What you are asked to do: All the entries need to be quoted exactly, apart from the pictures, which you should drop.

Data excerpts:
----------

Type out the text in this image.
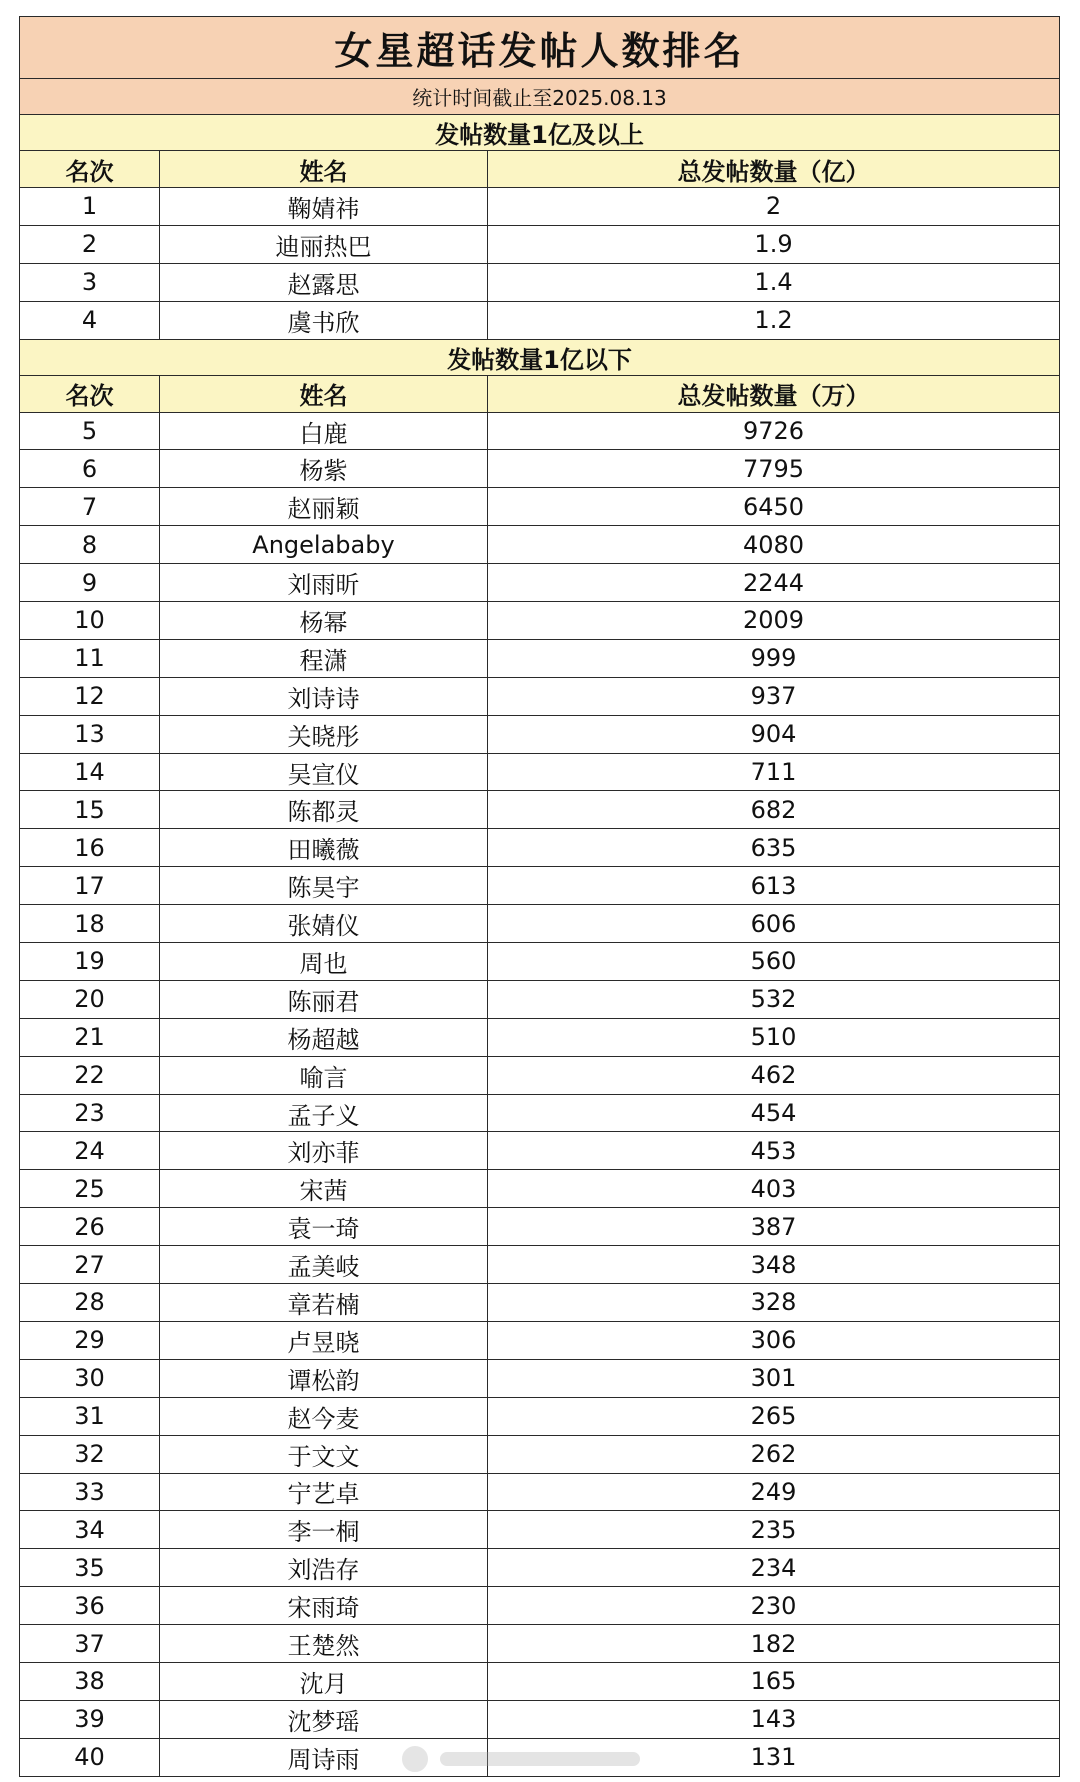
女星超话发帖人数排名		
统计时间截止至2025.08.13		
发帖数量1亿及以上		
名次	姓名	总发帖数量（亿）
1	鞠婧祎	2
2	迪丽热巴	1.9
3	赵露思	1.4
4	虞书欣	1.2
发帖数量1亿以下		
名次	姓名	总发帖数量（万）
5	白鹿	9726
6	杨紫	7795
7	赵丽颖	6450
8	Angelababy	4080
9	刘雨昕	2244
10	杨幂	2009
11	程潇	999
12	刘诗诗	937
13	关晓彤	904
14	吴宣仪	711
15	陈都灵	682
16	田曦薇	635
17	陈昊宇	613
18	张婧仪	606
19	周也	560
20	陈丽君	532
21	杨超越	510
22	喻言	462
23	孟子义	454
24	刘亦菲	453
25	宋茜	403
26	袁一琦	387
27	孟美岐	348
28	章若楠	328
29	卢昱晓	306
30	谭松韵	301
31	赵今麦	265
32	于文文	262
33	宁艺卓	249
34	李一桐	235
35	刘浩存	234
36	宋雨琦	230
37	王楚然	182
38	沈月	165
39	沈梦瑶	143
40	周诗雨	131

----------

Task result:
Type out the text in this image.
女星超话发帖人数排名		
统计时间截止至2025.08.13		
发帖数量1亿及以上		
名次	姓名	总发帖数量（亿）
1	鞠婧祎	2
2	迪丽热巴	1.9
3	赵露思	1.4
4	虞书欣	1.2
发帖数量1亿以下		
名次	姓名	总发帖数量（万）
5	白鹿	9726
6	杨紫	7795
7	赵丽颖	6450
8	Angelababy	4080
9	刘雨昕	2244
10	杨幂	2009
11	程潇	999
12	刘诗诗	937
13	关晓彤	904
14	吴宣仪	711
15	陈都灵	682
16	田曦薇	635
17	陈昊宇	613
18	张婧仪	606
19	周也	560
20	陈丽君	532
21	杨超越	510
22	喻言	462
23	孟子义	454
24	刘亦菲	453
25	宋茜	403
26	袁一琦	387
27	孟美岐	348
28	章若楠	328
29	卢昱晓	306
30	谭松韵	301
31	赵今麦	265
32	于文文	262
33	宁艺卓	249
34	李一桐	235
35	刘浩存	234
36	宋雨琦	230
37	王楚然	182
38	沈月	165
39	沈梦瑶	143
40	周诗雨	131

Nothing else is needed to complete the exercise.